● **TASK DESCRIPTION**:
Copy every line that contains the string "What" from the entries below.

— start of DATA FOR THE TASK —

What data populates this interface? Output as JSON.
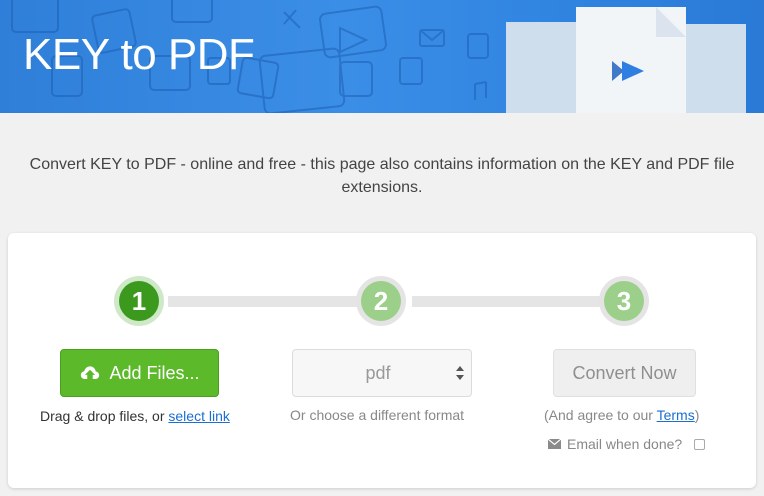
{
  "header": {
    "title": "KEY to PDF"
  },
  "intro": {
    "text": "Convert KEY to PDF - online and free - this page also contains information on the KEY and PDF file extensions."
  },
  "steps": [
    {
      "number": "1",
      "state": "active"
    },
    {
      "number": "2",
      "state": "pending"
    },
    {
      "number": "3",
      "state": "pending"
    }
  ],
  "upload": {
    "button_label": "Add Files...",
    "drag_text": "Drag & drop files, or ",
    "select_link": "select link"
  },
  "format": {
    "selected": "pdf",
    "caption": "Or choose a different format"
  },
  "convert": {
    "button_label": "Convert Now",
    "agree_prefix": "(And agree to our ",
    "terms_link": "Terms",
    "agree_suffix": ")",
    "email_label": "Email when done?",
    "email_checked": false
  },
  "colors": {
    "header_blue": "#3b8ee6",
    "step_active": "#3b9a1e",
    "step_pending": "#9bcf8a",
    "add_button": "#5cba2a",
    "link": "#1a6fd1"
  },
  "icons": [
    "upload-cloud-icon",
    "select-arrows-icon",
    "mail-icon",
    "play-icon"
  ]
}
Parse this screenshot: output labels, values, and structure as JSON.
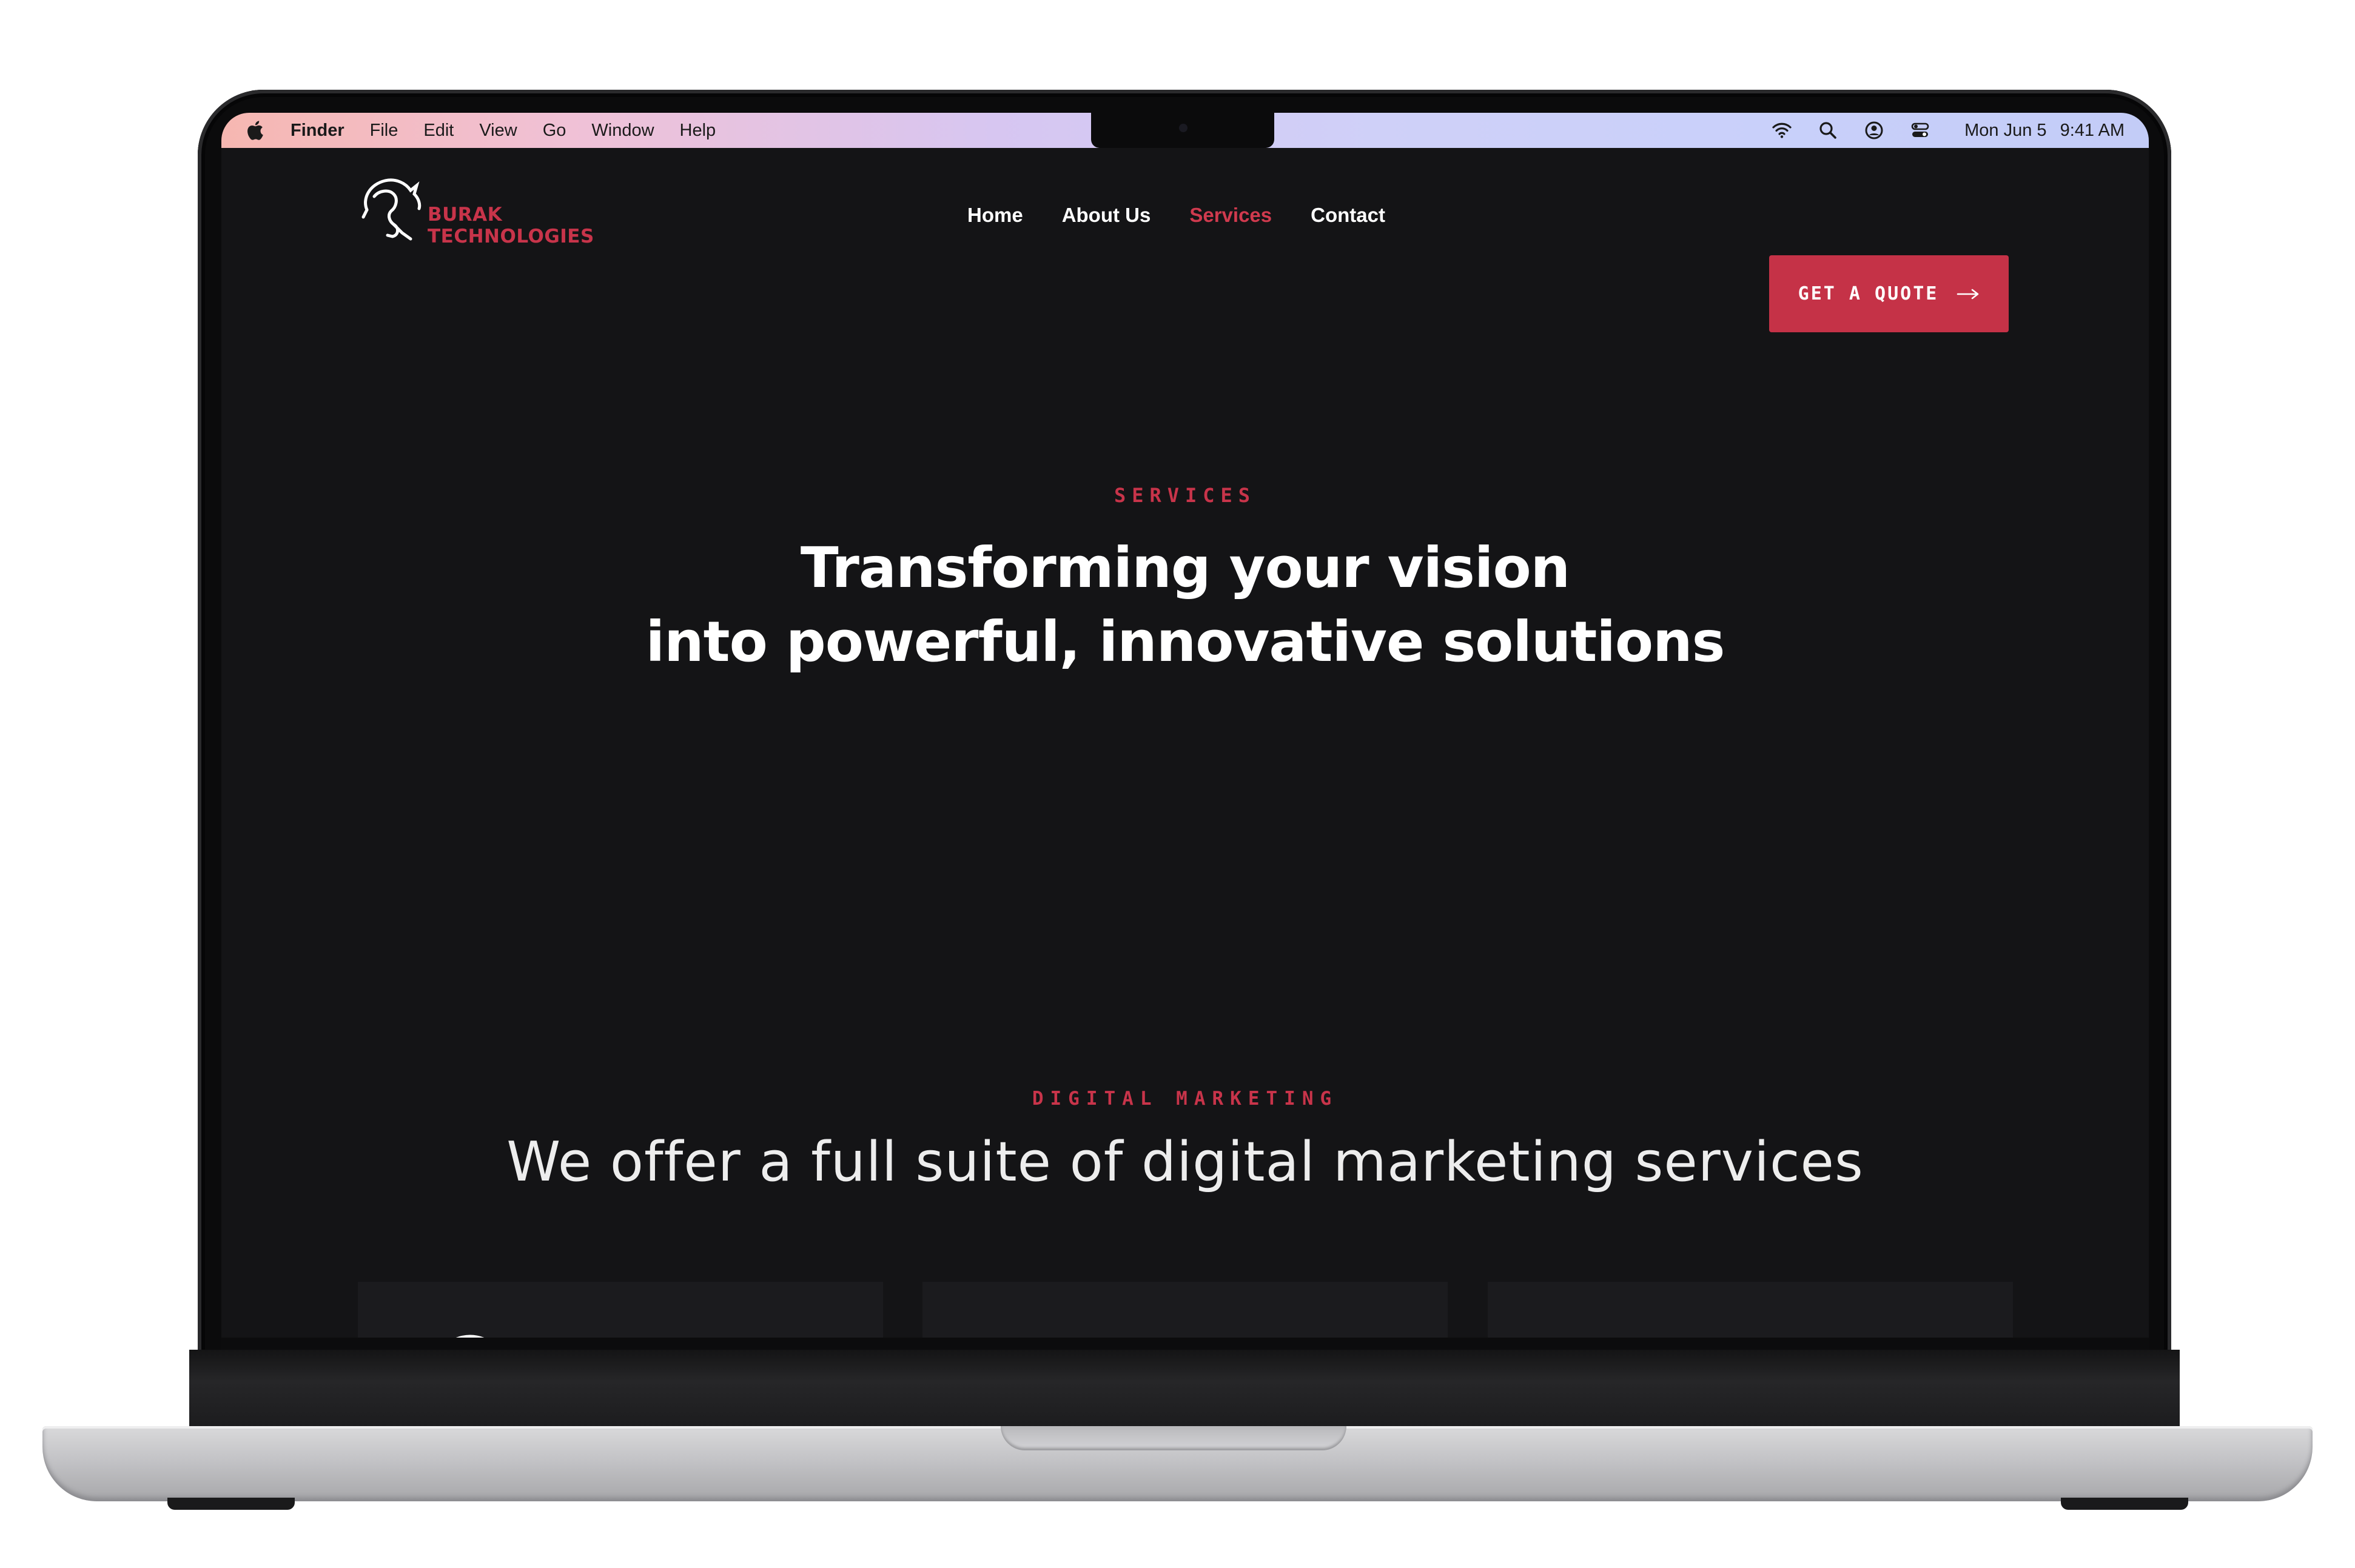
{
  "menubar": {
    "app_name": "Finder",
    "menus": [
      "File",
      "Edit",
      "View",
      "Go",
      "Window",
      "Help"
    ],
    "clock_date": "Mon Jun 5",
    "clock_time": "9:41 AM",
    "icons": [
      "apple-icon",
      "wifi-icon",
      "search-icon",
      "user-icon",
      "control-center-icon"
    ]
  },
  "site": {
    "logo": {
      "line1": "BURAK",
      "line2": "TECHNOLOGIES"
    },
    "nav": [
      "Home",
      "About Us",
      "Services",
      "Contact"
    ],
    "active_nav": "Services",
    "cta_label": "GET A QUOTE",
    "hero": {
      "eyebrow": "SERVICES",
      "title_line1": "Transforming your vision",
      "title_line2": "into powerful, innovative solutions"
    },
    "section": {
      "eyebrow": "DIGITAL MARKETING",
      "title": "We offer a full suite of digital marketing services"
    },
    "cards_icons": [
      "target-icon",
      "growth-icon",
      "social-icon"
    ]
  },
  "colors": {
    "accent": "#c53247",
    "background": "#141416",
    "text": "#ffffff"
  }
}
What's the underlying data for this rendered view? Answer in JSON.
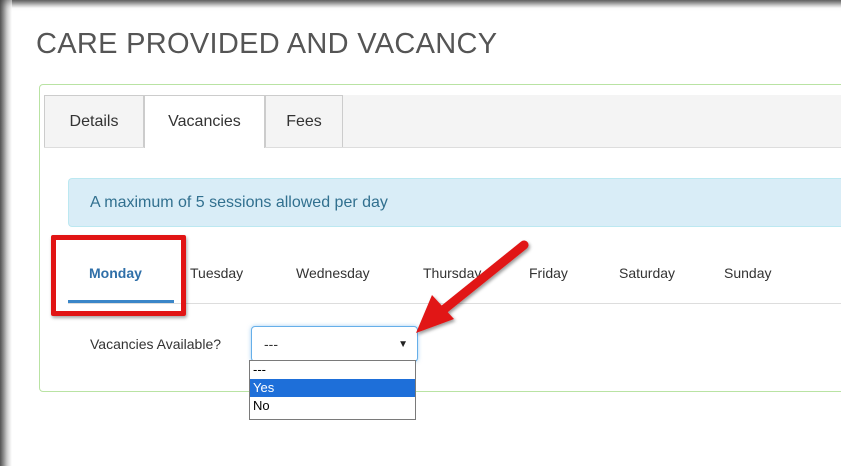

— end of DATA FOR THE TASK —

● **THE RESULT**:
What data populates this interface? Output as JSON.
What's the underlying data for this rendered view? Answer in JSON.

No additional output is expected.